* BEGIN The data *

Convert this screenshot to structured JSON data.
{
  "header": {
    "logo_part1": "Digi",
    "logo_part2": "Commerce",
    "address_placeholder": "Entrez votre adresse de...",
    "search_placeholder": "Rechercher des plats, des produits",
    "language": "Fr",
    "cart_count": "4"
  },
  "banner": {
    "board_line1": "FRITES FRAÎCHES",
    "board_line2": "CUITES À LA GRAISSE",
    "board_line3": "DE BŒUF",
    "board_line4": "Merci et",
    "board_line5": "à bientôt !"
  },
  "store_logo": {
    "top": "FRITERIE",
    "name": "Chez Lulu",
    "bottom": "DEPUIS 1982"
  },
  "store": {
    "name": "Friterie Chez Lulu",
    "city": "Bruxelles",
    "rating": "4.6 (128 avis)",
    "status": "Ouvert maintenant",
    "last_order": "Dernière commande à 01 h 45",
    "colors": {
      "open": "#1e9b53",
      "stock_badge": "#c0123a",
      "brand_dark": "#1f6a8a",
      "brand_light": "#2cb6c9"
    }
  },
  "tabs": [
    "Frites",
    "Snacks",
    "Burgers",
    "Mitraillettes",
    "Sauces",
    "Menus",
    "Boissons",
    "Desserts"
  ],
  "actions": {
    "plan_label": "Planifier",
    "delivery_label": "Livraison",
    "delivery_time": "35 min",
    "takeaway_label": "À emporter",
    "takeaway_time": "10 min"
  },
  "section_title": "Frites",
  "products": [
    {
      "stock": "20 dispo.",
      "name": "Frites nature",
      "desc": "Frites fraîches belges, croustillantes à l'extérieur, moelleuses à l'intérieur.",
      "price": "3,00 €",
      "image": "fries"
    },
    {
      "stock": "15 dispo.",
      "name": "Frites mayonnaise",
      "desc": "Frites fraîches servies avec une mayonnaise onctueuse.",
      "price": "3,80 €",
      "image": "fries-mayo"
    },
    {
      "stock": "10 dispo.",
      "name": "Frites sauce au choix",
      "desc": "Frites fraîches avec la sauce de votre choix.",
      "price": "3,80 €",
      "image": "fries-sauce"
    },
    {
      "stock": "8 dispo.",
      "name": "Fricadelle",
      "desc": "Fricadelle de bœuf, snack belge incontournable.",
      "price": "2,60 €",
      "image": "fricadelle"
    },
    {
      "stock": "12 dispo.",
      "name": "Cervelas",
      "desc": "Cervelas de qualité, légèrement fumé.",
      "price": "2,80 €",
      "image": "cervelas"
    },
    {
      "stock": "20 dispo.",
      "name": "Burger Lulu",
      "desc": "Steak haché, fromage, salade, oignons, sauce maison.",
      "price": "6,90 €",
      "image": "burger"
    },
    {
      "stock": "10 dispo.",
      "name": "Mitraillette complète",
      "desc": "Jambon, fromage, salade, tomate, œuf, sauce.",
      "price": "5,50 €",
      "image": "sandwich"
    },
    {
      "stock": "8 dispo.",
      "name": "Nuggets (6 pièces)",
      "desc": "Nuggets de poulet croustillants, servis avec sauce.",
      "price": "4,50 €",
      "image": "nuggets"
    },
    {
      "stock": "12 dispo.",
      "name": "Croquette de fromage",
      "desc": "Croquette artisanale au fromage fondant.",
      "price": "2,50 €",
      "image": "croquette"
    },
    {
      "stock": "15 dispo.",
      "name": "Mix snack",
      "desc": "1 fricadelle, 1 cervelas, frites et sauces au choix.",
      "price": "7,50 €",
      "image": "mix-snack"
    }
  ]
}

* END The data *

§ What the task requires: Restate the whole listing exactly, leaving out nothing.

§ Full response:
Convert this screenshot to structured JSON data.
{
  "header": {
    "logo_part1": "Digi",
    "logo_part2": "Commerce",
    "address_placeholder": "Entrez votre adresse de...",
    "search_placeholder": "Rechercher des plats, des produits",
    "language": "Fr",
    "cart_count": "4"
  },
  "banner": {
    "board_line1": "FRITES FRAÎCHES",
    "board_line2": "CUITES À LA GRAISSE",
    "board_line3": "DE BŒUF",
    "board_line4": "Merci et",
    "board_line5": "à bientôt !"
  },
  "store_logo": {
    "top": "FRITERIE",
    "name": "Chez Lulu",
    "bottom": "DEPUIS 1982"
  },
  "store": {
    "name": "Friterie Chez Lulu",
    "city": "Bruxelles",
    "rating": "4.6 (128 avis)",
    "status": "Ouvert maintenant",
    "last_order": "Dernière commande à 01 h 45",
    "colors": {
      "open": "#1e9b53",
      "stock_badge": "#c0123a",
      "brand_dark": "#1f6a8a",
      "brand_light": "#2cb6c9"
    }
  },
  "tabs": [
    "Frites",
    "Snacks",
    "Burgers",
    "Mitraillettes",
    "Sauces",
    "Menus",
    "Boissons",
    "Desserts"
  ],
  "actions": {
    "plan_label": "Planifier",
    "delivery_label": "Livraison",
    "delivery_time": "35 min",
    "takeaway_label": "À emporter",
    "takeaway_time": "10 min"
  },
  "section_title": "Frites",
  "products": [
    {
      "stock": "20 dispo.",
      "name": "Frites nature",
      "desc": "Frites fraîches belges, croustillantes à l'extérieur, moelleuses à l'intérieur.",
      "price": "3,00 €",
      "image": "fries"
    },
    {
      "stock": "15 dispo.",
      "name": "Frites mayonnaise",
      "desc": "Frites fraîches servies avec une mayonnaise onctueuse.",
      "price": "3,80 €",
      "image": "fries-mayo"
    },
    {
      "stock": "10 dispo.",
      "name": "Frites sauce au choix",
      "desc": "Frites fraîches avec la sauce de votre choix.",
      "price": "3,80 €",
      "image": "fries-sauce"
    },
    {
      "stock": "8 dispo.",
      "name": "Fricadelle",
      "desc": "Fricadelle de bœuf, snack belge incontournable.",
      "price": "2,60 €",
      "image": "fricadelle"
    },
    {
      "stock": "12 dispo.",
      "name": "Cervelas",
      "desc": "Cervelas de qualité, légèrement fumé.",
      "price": "2,80 €",
      "image": "cervelas"
    },
    {
      "stock": "20 dispo.",
      "name": "Burger Lulu",
      "desc": "Steak haché, fromage, salade, oignons, sauce maison.",
      "price": "6,90 €",
      "image": "burger"
    },
    {
      "stock": "10 dispo.",
      "name": "Mitraillette complète",
      "desc": "Jambon, fromage, salade, tomate, œuf, sauce.",
      "price": "5,50 €",
      "image": "sandwich"
    },
    {
      "stock": "8 dispo.",
      "name": "Nuggets (6 pièces)",
      "desc": "Nuggets de poulet croustillants, servis avec sauce.",
      "price": "4,50 €",
      "image": "nuggets"
    },
    {
      "stock": "12 dispo.",
      "name": "Croquette de fromage",
      "desc": "Croquette artisanale au fromage fondant.",
      "price": "2,50 €",
      "image": "croquette"
    },
    {
      "stock": "15 dispo.",
      "name": "Mix snack",
      "desc": "1 fricadelle, 1 cervelas, frites et sauces au choix.",
      "price": "7,50 €",
      "image": "mix-snack"
    }
  ]
}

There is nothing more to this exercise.